* BEGIN *
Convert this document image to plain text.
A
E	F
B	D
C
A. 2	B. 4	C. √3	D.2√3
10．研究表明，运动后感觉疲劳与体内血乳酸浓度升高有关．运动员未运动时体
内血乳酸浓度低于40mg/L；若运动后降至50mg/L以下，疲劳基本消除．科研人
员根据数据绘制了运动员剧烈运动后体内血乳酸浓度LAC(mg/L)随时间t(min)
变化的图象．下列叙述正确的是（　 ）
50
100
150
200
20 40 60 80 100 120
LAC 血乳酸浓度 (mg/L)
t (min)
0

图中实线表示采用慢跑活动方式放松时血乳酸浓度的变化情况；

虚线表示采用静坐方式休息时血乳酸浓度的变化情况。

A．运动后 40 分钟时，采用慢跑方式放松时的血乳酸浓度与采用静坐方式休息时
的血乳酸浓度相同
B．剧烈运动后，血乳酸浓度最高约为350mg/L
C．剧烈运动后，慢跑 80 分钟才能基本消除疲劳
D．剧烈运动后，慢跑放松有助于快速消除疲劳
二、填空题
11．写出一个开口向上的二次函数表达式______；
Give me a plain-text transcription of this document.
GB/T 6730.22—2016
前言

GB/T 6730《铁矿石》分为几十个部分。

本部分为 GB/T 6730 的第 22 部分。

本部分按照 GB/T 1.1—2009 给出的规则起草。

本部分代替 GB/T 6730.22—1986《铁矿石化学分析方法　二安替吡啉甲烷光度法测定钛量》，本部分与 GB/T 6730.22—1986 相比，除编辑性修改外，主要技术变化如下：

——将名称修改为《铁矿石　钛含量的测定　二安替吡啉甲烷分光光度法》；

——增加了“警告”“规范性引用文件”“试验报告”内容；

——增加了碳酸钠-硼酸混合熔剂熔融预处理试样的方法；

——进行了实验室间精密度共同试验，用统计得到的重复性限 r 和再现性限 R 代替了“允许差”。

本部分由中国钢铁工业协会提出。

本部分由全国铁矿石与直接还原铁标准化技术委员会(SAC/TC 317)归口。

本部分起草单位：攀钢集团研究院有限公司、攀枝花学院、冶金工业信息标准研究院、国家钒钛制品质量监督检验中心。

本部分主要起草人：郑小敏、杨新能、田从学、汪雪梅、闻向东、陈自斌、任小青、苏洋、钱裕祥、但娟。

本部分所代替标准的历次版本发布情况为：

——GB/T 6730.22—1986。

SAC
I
* END *
**WRITTEN PROBLEM**. Print the material verbatim, all of it.

**EXERCISE ANSWER**.
Convert this document image to plain text.
A
E	F
B	D
C
A. 2	B. 4	C. √3	D.2√3
10．研究表明，运动后感觉疲劳与体内血乳酸浓度升高有关．运动员未运动时体
内血乳酸浓度低于40mg/L；若运动后降至50mg/L以下，疲劳基本消除．科研人
员根据数据绘制了运动员剧烈运动后体内血乳酸浓度LAC(mg/L)随时间t(min)
变化的图象．下列叙述正确的是（　 ）
50
100
150
200
20 40 60 80 100 120
LAC 血乳酸浓度 (mg/L)
t (min)
0

图中实线表示采用慢跑活动方式放松时血乳酸浓度的变化情况；

虚线表示采用静坐方式休息时血乳酸浓度的变化情况。

A．运动后 40 分钟时，采用慢跑方式放松时的血乳酸浓度与采用静坐方式休息时
的血乳酸浓度相同
B．剧烈运动后，血乳酸浓度最高约为350mg/L
C．剧烈运动后，慢跑 80 分钟才能基本消除疲劳
D．剧烈运动后，慢跑放松有助于快速消除疲劳
二、填空题
11．写出一个开口向上的二次函数表达式______；
Give me a plain-text transcription of this document.
GB/T 6730.22—2016
前言

GB/T 6730《铁矿石》分为几十个部分。

本部分为 GB/T 6730 的第 22 部分。

本部分按照 GB/T 1.1—2009 给出的规则起草。

本部分代替 GB/T 6730.22—1986《铁矿石化学分析方法　二安替吡啉甲烷光度法测定钛量》，本部分与 GB/T 6730.22—1986 相比，除编辑性修改外，主要技术变化如下：

——将名称修改为《铁矿石　钛含量的测定　二安替吡啉甲烷分光光度法》；

——增加了“警告”“规范性引用文件”“试验报告”内容；

——增加了碳酸钠-硼酸混合熔剂熔融预处理试样的方法；

——进行了实验室间精密度共同试验，用统计得到的重复性限 r 和再现性限 R 代替了“允许差”。

本部分由中国钢铁工业协会提出。

本部分由全国铁矿石与直接还原铁标准化技术委员会(SAC/TC 317)归口。

本部分起草单位：攀钢集团研究院有限公司、攀枝花学院、冶金工业信息标准研究院、国家钒钛制品质量监督检验中心。

本部分主要起草人：郑小敏、杨新能、田从学、汪雪梅、闻向东、陈自斌、任小青、苏洋、钱裕祥、但娟。

本部分所代替标准的历次版本发布情况为：

——GB/T 6730.22—1986。

SAC
I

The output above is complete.